Records from a collection of figures:
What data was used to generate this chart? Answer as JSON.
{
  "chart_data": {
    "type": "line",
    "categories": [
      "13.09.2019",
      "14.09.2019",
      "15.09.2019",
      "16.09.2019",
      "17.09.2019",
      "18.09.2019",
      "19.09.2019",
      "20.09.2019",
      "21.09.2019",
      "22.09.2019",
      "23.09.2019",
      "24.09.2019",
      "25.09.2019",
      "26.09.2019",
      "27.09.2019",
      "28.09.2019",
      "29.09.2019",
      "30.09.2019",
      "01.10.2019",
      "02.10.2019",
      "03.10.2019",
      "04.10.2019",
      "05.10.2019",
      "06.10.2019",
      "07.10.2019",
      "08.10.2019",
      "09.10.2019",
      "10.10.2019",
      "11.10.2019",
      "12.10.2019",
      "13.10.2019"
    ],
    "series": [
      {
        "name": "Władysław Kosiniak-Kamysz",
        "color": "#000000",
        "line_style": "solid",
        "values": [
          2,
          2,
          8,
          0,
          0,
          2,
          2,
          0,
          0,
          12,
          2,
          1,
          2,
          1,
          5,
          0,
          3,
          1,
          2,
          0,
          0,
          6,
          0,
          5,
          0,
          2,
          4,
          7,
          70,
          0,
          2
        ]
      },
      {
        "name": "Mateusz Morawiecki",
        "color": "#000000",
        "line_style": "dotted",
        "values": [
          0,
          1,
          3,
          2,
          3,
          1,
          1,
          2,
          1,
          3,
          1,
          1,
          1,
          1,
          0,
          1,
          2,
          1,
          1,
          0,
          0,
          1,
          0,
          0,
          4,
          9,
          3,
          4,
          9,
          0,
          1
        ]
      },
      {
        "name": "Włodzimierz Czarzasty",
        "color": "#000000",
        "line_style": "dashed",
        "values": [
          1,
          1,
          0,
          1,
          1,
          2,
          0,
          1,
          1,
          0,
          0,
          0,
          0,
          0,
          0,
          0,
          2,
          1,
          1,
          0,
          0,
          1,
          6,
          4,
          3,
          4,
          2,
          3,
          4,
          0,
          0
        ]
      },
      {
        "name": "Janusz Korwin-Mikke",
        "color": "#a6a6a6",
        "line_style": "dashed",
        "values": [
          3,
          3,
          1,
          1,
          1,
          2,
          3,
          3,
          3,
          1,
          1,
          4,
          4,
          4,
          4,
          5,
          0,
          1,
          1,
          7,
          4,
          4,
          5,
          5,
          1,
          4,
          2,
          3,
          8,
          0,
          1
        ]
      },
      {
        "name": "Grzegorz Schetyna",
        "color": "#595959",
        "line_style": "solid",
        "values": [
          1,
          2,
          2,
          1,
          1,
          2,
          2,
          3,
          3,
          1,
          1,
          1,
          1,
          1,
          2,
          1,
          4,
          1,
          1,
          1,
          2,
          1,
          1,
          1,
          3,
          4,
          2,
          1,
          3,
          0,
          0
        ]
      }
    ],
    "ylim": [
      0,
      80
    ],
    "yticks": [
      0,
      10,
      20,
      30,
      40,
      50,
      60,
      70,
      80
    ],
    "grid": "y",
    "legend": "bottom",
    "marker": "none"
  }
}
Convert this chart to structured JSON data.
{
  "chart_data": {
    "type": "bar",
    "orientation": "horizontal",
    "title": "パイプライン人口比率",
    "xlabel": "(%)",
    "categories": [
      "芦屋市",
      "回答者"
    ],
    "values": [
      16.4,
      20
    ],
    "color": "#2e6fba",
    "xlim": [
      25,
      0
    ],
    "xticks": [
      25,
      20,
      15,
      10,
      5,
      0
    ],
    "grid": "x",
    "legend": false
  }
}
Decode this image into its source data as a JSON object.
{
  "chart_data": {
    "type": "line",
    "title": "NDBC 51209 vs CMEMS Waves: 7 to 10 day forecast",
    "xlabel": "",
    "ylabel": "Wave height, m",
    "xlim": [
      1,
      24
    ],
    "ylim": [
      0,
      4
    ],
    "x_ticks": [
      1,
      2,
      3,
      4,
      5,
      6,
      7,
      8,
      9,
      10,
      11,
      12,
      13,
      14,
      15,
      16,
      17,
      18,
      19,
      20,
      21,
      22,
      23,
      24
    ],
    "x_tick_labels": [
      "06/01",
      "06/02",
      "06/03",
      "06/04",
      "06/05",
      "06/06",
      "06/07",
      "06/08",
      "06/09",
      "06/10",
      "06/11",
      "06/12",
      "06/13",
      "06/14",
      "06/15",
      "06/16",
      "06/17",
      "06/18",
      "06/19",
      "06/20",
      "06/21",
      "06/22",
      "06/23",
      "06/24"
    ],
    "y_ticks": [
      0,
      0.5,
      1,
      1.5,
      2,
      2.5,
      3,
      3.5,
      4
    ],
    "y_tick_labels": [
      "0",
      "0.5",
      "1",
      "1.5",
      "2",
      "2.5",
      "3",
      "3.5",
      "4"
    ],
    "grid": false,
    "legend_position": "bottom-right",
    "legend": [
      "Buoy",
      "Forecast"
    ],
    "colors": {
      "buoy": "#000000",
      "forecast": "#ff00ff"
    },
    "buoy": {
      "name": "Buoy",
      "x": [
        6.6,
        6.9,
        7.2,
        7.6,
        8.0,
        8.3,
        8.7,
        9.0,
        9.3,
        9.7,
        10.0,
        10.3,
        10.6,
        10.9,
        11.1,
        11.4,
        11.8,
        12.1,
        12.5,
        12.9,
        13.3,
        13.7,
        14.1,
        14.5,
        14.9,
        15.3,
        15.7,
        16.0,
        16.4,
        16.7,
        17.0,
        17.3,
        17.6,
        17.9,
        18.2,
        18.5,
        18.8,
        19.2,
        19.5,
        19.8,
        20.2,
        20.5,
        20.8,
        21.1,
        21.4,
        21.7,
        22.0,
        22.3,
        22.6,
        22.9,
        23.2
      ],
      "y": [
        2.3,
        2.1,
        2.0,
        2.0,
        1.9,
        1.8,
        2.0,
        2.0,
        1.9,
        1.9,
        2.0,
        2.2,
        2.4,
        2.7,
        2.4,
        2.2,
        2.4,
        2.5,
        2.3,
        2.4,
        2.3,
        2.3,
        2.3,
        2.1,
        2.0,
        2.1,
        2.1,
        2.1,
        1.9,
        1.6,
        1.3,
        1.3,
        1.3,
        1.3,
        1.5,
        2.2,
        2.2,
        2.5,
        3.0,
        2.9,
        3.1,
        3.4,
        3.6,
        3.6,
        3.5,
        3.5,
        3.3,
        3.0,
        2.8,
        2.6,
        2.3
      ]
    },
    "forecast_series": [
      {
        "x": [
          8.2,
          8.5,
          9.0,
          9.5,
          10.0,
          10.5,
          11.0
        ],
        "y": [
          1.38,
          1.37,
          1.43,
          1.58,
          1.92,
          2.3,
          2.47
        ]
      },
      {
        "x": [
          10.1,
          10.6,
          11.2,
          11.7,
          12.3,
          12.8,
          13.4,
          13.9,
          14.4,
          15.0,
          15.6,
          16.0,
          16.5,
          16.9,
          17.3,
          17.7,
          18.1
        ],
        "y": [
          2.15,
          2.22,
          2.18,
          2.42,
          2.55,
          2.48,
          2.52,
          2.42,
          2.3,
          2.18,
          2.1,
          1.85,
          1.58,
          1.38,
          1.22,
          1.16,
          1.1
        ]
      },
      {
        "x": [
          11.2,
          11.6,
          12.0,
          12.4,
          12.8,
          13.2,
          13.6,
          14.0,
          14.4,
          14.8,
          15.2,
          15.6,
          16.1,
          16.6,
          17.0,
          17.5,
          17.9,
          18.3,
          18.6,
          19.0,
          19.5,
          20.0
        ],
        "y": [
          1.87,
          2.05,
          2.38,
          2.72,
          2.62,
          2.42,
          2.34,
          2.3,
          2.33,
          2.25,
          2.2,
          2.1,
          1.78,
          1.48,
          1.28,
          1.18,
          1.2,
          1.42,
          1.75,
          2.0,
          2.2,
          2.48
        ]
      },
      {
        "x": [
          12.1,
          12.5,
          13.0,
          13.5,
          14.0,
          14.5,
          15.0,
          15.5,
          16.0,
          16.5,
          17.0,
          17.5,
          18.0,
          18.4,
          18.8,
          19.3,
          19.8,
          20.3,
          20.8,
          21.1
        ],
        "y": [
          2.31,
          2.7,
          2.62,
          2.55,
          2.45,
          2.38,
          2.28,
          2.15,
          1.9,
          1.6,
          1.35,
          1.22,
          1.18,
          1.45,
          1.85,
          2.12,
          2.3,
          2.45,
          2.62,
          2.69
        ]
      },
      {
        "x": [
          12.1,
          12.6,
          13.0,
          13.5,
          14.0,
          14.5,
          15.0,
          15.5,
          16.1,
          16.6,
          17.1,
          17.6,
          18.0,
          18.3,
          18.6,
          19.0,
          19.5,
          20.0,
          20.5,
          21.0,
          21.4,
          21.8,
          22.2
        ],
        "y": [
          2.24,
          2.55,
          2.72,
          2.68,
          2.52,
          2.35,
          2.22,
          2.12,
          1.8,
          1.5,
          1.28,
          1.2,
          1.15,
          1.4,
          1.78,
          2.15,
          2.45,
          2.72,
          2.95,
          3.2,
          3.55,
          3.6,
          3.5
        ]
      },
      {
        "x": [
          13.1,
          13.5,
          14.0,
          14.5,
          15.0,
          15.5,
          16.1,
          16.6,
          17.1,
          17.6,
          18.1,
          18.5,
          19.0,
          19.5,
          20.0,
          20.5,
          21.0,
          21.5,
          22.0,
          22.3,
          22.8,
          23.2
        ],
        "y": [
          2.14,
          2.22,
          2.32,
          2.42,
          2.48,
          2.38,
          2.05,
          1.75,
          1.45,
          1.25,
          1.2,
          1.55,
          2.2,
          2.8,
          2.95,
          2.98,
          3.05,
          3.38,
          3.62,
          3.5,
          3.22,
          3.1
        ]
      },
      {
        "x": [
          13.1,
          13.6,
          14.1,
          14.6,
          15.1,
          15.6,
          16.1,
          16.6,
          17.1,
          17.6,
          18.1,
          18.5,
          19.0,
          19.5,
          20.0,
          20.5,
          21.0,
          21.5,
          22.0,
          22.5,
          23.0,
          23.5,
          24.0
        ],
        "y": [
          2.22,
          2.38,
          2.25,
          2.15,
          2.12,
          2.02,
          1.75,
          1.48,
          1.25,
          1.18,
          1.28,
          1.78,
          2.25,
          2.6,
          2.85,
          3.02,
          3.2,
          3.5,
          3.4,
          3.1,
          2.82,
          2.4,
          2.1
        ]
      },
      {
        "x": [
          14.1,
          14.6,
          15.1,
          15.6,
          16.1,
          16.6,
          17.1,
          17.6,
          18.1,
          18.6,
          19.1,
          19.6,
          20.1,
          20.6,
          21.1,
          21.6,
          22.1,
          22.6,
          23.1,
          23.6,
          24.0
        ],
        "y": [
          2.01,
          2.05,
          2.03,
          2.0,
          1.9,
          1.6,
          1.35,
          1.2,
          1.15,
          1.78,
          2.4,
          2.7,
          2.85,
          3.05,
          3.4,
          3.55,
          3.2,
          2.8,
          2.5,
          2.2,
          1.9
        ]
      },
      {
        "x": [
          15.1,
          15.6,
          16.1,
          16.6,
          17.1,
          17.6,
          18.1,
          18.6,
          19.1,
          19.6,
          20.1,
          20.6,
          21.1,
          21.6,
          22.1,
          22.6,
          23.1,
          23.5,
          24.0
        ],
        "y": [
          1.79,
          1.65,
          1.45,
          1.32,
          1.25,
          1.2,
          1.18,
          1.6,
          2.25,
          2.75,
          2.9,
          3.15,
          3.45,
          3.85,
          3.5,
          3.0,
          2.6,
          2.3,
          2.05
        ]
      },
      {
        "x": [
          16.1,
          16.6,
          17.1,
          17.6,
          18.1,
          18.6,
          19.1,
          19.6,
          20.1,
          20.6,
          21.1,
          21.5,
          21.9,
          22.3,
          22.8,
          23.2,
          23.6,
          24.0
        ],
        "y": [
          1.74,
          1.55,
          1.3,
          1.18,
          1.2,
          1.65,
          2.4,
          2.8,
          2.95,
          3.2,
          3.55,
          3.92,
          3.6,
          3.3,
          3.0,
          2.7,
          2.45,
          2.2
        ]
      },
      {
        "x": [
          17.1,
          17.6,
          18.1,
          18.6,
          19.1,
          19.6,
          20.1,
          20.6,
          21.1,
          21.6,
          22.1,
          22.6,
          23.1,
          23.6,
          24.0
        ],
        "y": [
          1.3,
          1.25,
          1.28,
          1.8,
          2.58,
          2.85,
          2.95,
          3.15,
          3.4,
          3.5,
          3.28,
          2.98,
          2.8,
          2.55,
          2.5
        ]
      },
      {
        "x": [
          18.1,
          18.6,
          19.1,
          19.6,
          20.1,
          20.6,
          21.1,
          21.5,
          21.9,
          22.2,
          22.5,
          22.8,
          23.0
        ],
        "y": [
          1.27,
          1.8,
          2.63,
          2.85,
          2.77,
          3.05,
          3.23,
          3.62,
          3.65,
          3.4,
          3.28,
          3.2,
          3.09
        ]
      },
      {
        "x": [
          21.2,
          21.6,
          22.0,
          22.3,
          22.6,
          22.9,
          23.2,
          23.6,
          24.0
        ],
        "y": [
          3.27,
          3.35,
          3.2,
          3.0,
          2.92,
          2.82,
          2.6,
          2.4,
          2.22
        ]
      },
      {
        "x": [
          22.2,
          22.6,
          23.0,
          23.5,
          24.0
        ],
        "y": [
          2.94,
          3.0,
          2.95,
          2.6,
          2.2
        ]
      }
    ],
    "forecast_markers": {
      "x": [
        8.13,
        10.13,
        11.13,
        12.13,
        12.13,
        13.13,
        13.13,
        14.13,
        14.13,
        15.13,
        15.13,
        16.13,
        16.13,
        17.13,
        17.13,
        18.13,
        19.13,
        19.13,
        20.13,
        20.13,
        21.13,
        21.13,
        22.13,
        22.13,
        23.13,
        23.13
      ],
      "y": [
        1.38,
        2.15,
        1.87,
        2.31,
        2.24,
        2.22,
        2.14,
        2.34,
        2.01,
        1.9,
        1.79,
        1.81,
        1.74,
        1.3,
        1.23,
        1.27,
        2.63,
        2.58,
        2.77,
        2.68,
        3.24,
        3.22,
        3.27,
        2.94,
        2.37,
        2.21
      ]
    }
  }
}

Task to complete: Gather all the lines that include the word "this" and copy them out.

Task solution:
What data was used to generate this chart? Answer as JSON.
Convert this chart to structured JSON data.
Decode this image into its source data as a JSON object.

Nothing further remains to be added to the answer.